▸ **Work to be completed**
Make an exact copy of all the entries below, with the pictures left out.

▸ **Records to process**
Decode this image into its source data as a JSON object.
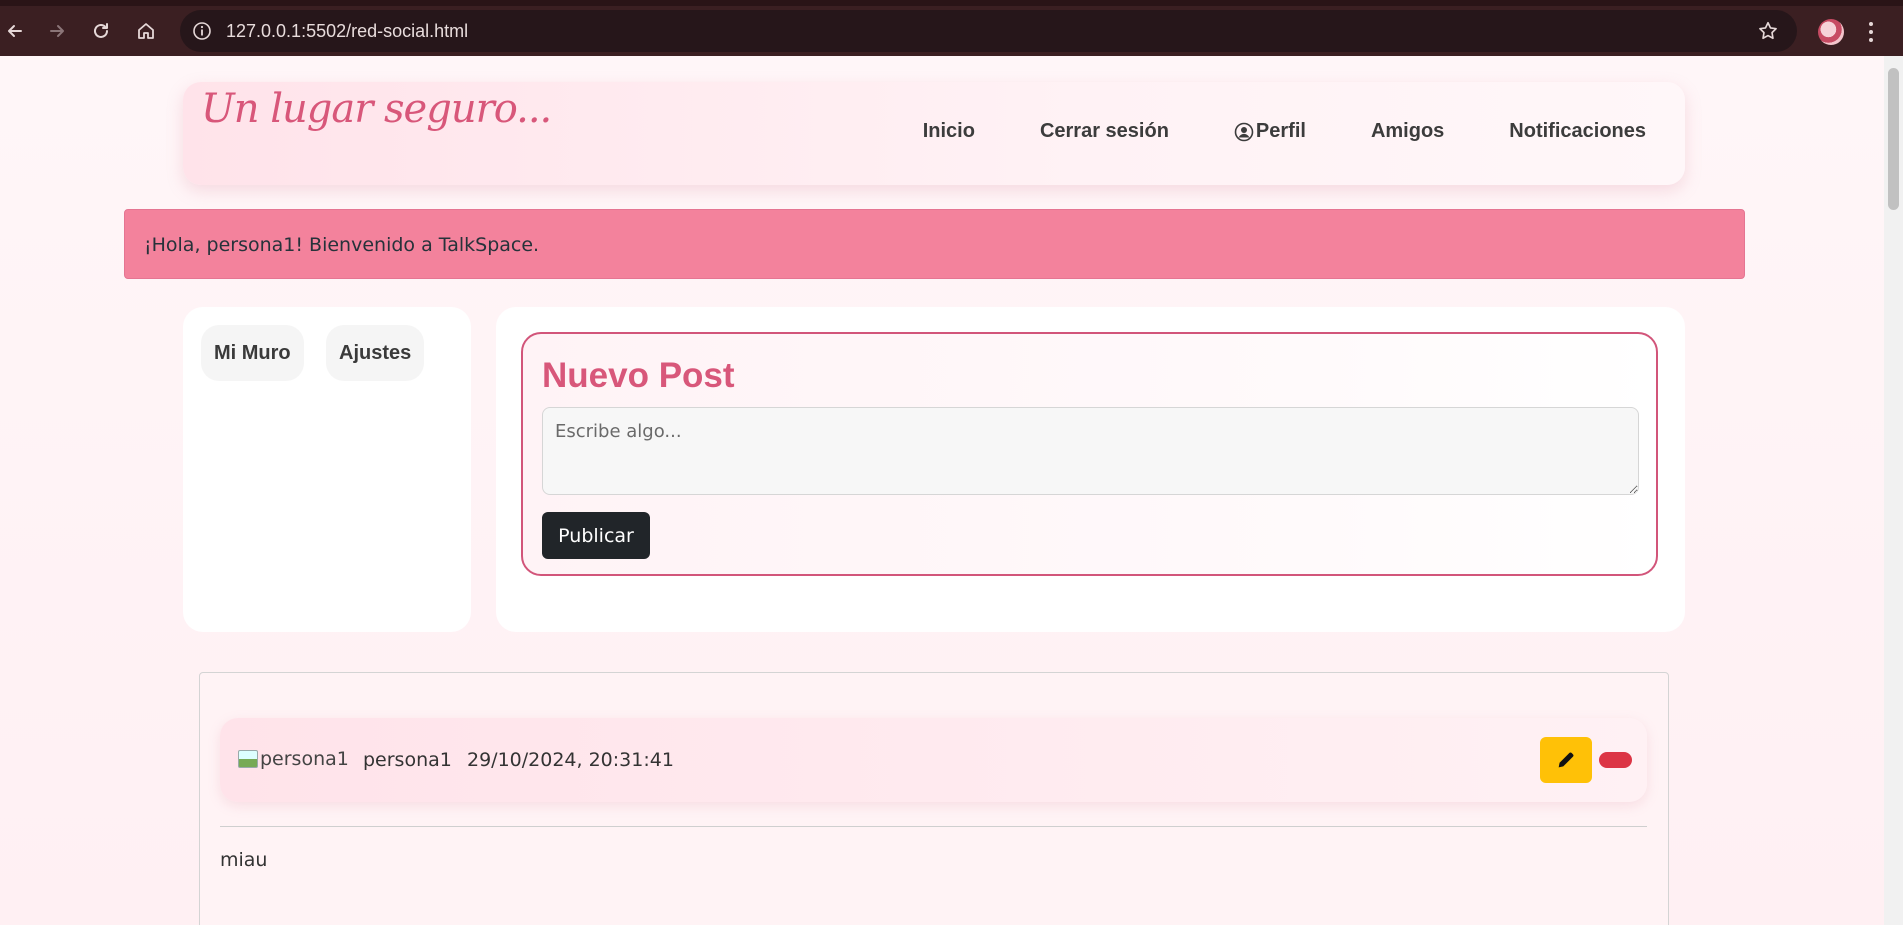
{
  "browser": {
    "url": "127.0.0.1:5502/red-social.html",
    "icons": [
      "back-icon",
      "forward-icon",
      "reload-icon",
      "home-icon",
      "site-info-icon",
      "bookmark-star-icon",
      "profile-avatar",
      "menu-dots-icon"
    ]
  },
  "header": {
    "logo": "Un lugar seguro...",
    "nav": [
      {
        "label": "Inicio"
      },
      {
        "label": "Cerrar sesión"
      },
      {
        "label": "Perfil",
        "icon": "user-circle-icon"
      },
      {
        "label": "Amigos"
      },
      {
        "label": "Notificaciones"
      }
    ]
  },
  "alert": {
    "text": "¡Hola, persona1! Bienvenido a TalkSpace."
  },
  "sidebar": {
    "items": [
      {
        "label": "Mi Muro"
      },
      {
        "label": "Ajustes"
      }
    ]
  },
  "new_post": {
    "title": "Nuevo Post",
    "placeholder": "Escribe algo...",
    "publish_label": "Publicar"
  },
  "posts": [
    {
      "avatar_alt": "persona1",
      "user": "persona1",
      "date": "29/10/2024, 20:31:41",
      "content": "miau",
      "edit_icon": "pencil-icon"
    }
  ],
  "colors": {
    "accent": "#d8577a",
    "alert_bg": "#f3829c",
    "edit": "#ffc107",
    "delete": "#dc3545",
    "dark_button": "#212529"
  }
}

▸ **Exercise result**
Decode this image into its source data as a JSON object.
{
  "browser": {
    "url": "127.0.0.1:5502/red-social.html",
    "icons": [
      "back-icon",
      "forward-icon",
      "reload-icon",
      "home-icon",
      "site-info-icon",
      "bookmark-star-icon",
      "profile-avatar",
      "menu-dots-icon"
    ]
  },
  "header": {
    "logo": "Un lugar seguro...",
    "nav": [
      {
        "label": "Inicio"
      },
      {
        "label": "Cerrar sesión"
      },
      {
        "label": "Perfil",
        "icon": "user-circle-icon"
      },
      {
        "label": "Amigos"
      },
      {
        "label": "Notificaciones"
      }
    ]
  },
  "alert": {
    "text": "¡Hola, persona1! Bienvenido a TalkSpace."
  },
  "sidebar": {
    "items": [
      {
        "label": "Mi Muro"
      },
      {
        "label": "Ajustes"
      }
    ]
  },
  "new_post": {
    "title": "Nuevo Post",
    "placeholder": "Escribe algo...",
    "publish_label": "Publicar"
  },
  "posts": [
    {
      "avatar_alt": "persona1",
      "user": "persona1",
      "date": "29/10/2024, 20:31:41",
      "content": "miau",
      "edit_icon": "pencil-icon"
    }
  ],
  "colors": {
    "accent": "#d8577a",
    "alert_bg": "#f3829c",
    "edit": "#ffc107",
    "delete": "#dc3545",
    "dark_button": "#212529"
  }
}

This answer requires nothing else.